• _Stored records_
┌────────

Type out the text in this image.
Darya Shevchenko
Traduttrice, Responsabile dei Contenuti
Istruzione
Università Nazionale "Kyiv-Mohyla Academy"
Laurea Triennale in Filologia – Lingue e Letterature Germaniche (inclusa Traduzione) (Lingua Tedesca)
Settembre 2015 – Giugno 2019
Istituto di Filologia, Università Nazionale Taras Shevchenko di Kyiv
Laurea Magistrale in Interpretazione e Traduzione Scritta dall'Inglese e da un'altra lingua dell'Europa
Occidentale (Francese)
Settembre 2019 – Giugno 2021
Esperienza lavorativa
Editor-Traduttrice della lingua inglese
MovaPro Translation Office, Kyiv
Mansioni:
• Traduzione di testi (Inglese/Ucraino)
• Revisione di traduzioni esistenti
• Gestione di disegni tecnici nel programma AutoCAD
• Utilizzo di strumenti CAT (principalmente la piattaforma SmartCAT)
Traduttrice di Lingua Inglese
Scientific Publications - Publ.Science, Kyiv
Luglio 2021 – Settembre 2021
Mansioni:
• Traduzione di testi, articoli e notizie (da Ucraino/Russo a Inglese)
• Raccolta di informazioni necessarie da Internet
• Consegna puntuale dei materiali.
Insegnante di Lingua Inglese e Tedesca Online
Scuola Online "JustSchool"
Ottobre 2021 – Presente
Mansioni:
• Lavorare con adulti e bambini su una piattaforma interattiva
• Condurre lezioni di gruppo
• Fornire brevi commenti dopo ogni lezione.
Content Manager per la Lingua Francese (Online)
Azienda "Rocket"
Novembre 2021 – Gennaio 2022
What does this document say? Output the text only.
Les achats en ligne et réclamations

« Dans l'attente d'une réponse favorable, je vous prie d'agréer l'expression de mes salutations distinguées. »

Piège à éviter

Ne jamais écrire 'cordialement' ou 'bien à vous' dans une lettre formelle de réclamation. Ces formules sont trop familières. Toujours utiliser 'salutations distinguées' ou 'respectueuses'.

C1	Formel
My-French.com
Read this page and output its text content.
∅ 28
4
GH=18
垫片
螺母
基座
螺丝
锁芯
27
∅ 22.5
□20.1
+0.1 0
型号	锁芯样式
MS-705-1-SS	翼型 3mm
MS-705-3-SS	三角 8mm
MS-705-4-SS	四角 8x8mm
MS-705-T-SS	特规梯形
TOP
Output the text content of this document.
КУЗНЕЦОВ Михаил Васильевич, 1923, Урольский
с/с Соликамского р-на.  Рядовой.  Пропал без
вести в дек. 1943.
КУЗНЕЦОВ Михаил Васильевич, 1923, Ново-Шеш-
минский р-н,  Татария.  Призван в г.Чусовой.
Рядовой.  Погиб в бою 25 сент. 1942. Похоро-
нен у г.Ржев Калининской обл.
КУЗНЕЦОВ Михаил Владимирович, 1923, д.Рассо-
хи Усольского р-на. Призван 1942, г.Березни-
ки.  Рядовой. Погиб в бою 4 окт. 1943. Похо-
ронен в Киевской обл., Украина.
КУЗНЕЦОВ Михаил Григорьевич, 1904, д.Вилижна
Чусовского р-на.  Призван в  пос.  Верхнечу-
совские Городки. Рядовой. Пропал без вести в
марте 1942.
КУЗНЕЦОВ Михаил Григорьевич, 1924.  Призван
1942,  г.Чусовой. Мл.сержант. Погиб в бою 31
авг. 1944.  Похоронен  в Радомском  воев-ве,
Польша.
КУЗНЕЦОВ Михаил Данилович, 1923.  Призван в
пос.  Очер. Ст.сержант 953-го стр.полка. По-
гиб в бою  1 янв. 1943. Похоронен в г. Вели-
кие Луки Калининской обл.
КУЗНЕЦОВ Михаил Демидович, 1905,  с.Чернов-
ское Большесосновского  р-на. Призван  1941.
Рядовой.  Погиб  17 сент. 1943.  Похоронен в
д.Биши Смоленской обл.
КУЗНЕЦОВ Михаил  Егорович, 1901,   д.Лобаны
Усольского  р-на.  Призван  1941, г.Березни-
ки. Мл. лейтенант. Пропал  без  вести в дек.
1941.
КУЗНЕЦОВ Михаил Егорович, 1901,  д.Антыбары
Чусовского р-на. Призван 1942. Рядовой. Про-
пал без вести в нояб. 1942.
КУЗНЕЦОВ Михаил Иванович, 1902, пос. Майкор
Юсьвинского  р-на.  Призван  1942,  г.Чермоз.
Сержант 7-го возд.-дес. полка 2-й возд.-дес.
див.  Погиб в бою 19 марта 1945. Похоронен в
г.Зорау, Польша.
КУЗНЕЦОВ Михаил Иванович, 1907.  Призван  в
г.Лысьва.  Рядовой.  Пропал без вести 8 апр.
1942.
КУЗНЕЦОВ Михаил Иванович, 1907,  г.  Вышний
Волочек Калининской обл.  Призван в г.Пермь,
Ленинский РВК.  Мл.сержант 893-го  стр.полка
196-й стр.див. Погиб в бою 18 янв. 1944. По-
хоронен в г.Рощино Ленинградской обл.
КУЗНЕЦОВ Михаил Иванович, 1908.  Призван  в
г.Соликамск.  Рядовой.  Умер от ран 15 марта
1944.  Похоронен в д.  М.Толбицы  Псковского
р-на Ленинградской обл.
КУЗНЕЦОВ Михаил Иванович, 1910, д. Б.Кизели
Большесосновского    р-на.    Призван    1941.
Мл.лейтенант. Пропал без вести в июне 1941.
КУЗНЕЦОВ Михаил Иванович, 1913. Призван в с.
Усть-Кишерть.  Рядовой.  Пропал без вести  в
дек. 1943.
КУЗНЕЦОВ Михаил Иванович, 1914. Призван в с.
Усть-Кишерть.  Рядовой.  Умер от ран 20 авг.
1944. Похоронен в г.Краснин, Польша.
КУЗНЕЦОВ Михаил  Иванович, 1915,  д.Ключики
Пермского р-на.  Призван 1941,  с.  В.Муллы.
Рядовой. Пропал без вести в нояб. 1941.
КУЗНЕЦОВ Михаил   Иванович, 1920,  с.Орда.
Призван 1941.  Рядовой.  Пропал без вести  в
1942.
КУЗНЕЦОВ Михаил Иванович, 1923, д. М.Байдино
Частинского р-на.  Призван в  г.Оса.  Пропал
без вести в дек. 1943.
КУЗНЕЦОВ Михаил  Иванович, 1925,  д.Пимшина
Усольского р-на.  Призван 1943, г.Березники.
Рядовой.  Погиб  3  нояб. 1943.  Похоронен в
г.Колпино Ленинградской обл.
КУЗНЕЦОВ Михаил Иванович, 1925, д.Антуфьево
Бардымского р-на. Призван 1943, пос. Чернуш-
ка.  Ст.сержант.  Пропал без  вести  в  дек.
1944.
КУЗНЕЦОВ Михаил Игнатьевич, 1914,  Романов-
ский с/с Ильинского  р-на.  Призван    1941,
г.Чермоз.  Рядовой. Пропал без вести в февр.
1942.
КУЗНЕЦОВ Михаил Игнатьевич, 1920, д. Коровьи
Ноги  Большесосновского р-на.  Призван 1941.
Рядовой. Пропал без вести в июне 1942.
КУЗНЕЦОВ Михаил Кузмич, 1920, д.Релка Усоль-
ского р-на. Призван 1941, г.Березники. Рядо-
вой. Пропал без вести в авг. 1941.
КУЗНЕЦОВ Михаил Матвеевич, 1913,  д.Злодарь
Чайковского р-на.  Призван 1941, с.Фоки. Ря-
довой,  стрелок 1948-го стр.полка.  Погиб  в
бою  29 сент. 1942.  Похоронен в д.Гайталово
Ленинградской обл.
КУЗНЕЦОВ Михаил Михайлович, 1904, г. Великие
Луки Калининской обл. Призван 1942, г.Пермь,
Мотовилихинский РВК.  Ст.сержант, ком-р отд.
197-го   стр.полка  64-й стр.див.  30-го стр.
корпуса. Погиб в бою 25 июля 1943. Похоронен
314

└────────

• _Required work_
Your task is to reproduce the whole listing exactly.

• _The answer_
Type out the text in this image.
Darya Shevchenko
Traduttrice, Responsabile dei Contenuti
Istruzione
Università Nazionale "Kyiv-Mohyla Academy"
Laurea Triennale in Filologia – Lingue e Letterature Germaniche (inclusa Traduzione) (Lingua Tedesca)
Settembre 2015 – Giugno 2019
Istituto di Filologia, Università Nazionale Taras Shevchenko di Kyiv
Laurea Magistrale in Interpretazione e Traduzione Scritta dall'Inglese e da un'altra lingua dell'Europa
Occidentale (Francese)
Settembre 2019 – Giugno 2021
Esperienza lavorativa
Editor-Traduttrice della lingua inglese
MovaPro Translation Office, Kyiv
Mansioni:
• Traduzione di testi (Inglese/Ucraino)
• Revisione di traduzioni esistenti
• Gestione di disegni tecnici nel programma AutoCAD
• Utilizzo di strumenti CAT (principalmente la piattaforma SmartCAT)
Traduttrice di Lingua Inglese
Scientific Publications - Publ.Science, Kyiv
Luglio 2021 – Settembre 2021
Mansioni:
• Traduzione di testi, articoli e notizie (da Ucraino/Russo a Inglese)
• Raccolta di informazioni necessarie da Internet
• Consegna puntuale dei materiali.
Insegnante di Lingua Inglese e Tedesca Online
Scuola Online "JustSchool"
Ottobre 2021 – Presente
Mansioni:
• Lavorare con adulti e bambini su una piattaforma interattiva
• Condurre lezioni di gruppo
• Fornire brevi commenti dopo ogni lezione.
Content Manager per la Lingua Francese (Online)
Azienda "Rocket"
Novembre 2021 – Gennaio 2022
What does this document say? Output the text only.
Les achats en ligne et réclamations

« Dans l'attente d'une réponse favorable, je vous prie d'agréer l'expression de mes salutations distinguées. »

Piège à éviter

Ne jamais écrire 'cordialement' ou 'bien à vous' dans une lettre formelle de réclamation. Ces formules sont trop familières. Toujours utiliser 'salutations distinguées' ou 'respectueuses'.

C1	Formel
My-French.com
Read this page and output its text content.
∅ 28
4
GH=18
垫片
螺母
基座
螺丝
锁芯
27
∅ 22.5
□20.1
+0.1 0
型号	锁芯样式
MS-705-1-SS	翼型 3mm
MS-705-3-SS	三角 8mm
MS-705-4-SS	四角 8x8mm
MS-705-T-SS	特规梯形
TOP
Output the text content of this document.
КУЗНЕЦОВ Михаил Васильевич, 1923, Урольский
с/с Соликамского р-на.  Рядовой.  Пропал без
вести в дек. 1943.
КУЗНЕЦОВ Михаил Васильевич, 1923, Ново-Шеш-
минский р-н,  Татария.  Призван в г.Чусовой.
Рядовой.  Погиб в бою 25 сент. 1942. Похоро-
нен у г.Ржев Калининской обл.
КУЗНЕЦОВ Михаил Владимирович, 1923, д.Рассо-
хи Усольского р-на. Призван 1942, г.Березни-
ки.  Рядовой. Погиб в бою 4 окт. 1943. Похо-
ронен в Киевской обл., Украина.
КУЗНЕЦОВ Михаил Григорьевич, 1904, д.Вилижна
Чусовского р-на.  Призван в  пос.  Верхнечу-
совские Городки. Рядовой. Пропал без вести в
марте 1942.
КУЗНЕЦОВ Михаил Григорьевич, 1924.  Призван
1942,  г.Чусовой. Мл.сержант. Погиб в бою 31
авг. 1944.  Похоронен  в Радомском  воев-ве,
Польша.
КУЗНЕЦОВ Михаил Данилович, 1923.  Призван в
пос.  Очер. Ст.сержант 953-го стр.полка. По-
гиб в бою  1 янв. 1943. Похоронен в г. Вели-
кие Луки Калининской обл.
КУЗНЕЦОВ Михаил Демидович, 1905,  с.Чернов-
ское Большесосновского  р-на. Призван  1941.
Рядовой.  Погиб  17 сент. 1943.  Похоронен в
д.Биши Смоленской обл.
КУЗНЕЦОВ Михаил  Егорович, 1901,   д.Лобаны
Усольского  р-на.  Призван  1941, г.Березни-
ки. Мл. лейтенант. Пропал  без  вести в дек.
1941.
КУЗНЕЦОВ Михаил Егорович, 1901,  д.Антыбары
Чусовского р-на. Призван 1942. Рядовой. Про-
пал без вести в нояб. 1942.
КУЗНЕЦОВ Михаил Иванович, 1902, пос. Майкор
Юсьвинского  р-на.  Призван  1942,  г.Чермоз.
Сержант 7-го возд.-дес. полка 2-й возд.-дес.
див.  Погиб в бою 19 марта 1945. Похоронен в
г.Зорау, Польша.
КУЗНЕЦОВ Михаил Иванович, 1907.  Призван  в
г.Лысьва.  Рядовой.  Пропал без вести 8 апр.
1942.
КУЗНЕЦОВ Михаил Иванович, 1907,  г.  Вышний
Волочек Калининской обл.  Призван в г.Пермь,
Ленинский РВК.  Мл.сержант 893-го  стр.полка
196-й стр.див. Погиб в бою 18 янв. 1944. По-
хоронен в г.Рощино Ленинградской обл.
КУЗНЕЦОВ Михаил Иванович, 1908.  Призван  в
г.Соликамск.  Рядовой.  Умер от ран 15 марта
1944.  Похоронен в д.  М.Толбицы  Псковского
р-на Ленинградской обл.
КУЗНЕЦОВ Михаил Иванович, 1910, д. Б.Кизели
Большесосновского    р-на.    Призван    1941.
Мл.лейтенант. Пропал без вести в июне 1941.
КУЗНЕЦОВ Михаил Иванович, 1913. Призван в с.
Усть-Кишерть.  Рядовой.  Пропал без вести  в
дек. 1943.
КУЗНЕЦОВ Михаил Иванович, 1914. Призван в с.
Усть-Кишерть.  Рядовой.  Умер от ран 20 авг.
1944. Похоронен в г.Краснин, Польша.
КУЗНЕЦОВ Михаил  Иванович, 1915,  д.Ключики
Пермского р-на.  Призван 1941,  с.  В.Муллы.
Рядовой. Пропал без вести в нояб. 1941.
КУЗНЕЦОВ Михаил   Иванович, 1920,  с.Орда.
Призван 1941.  Рядовой.  Пропал без вести  в
1942.
КУЗНЕЦОВ Михаил Иванович, 1923, д. М.Байдино
Частинского р-на.  Призван в  г.Оса.  Пропал
без вести в дек. 1943.
КУЗНЕЦОВ Михаил  Иванович, 1925,  д.Пимшина
Усольского р-на.  Призван 1943, г.Березники.
Рядовой.  Погиб  3  нояб. 1943.  Похоронен в
г.Колпино Ленинградской обл.
КУЗНЕЦОВ Михаил Иванович, 1925, д.Антуфьево
Бардымского р-на. Призван 1943, пос. Чернуш-
ка.  Ст.сержант.  Пропал без  вести  в  дек.
1944.
КУЗНЕЦОВ Михаил Игнатьевич, 1914,  Романов-
ский с/с Ильинского  р-на.  Призван    1941,
г.Чермоз.  Рядовой. Пропал без вести в февр.
1942.
КУЗНЕЦОВ Михаил Игнатьевич, 1920, д. Коровьи
Ноги  Большесосновского р-на.  Призван 1941.
Рядовой. Пропал без вести в июне 1942.
КУЗНЕЦОВ Михаил Кузмич, 1920, д.Релка Усоль-
ского р-на. Призван 1941, г.Березники. Рядо-
вой. Пропал без вести в авг. 1941.
КУЗНЕЦОВ Михаил Матвеевич, 1913,  д.Злодарь
Чайковского р-на.  Призван 1941, с.Фоки. Ря-
довой,  стрелок 1948-го стр.полка.  Погиб  в
бою  29 сент. 1942.  Похоронен в д.Гайталово
Ленинградской обл.
КУЗНЕЦОВ Михаил Михайлович, 1904, г. Великие
Луки Калининской обл. Призван 1942, г.Пермь,
Мотовилихинский РВК.  Ст.сержант, ком-р отд.
197-го   стр.полка  64-й стр.див.  30-го стр.
корпуса. Погиб в бою 25 июля 1943. Похоронен
314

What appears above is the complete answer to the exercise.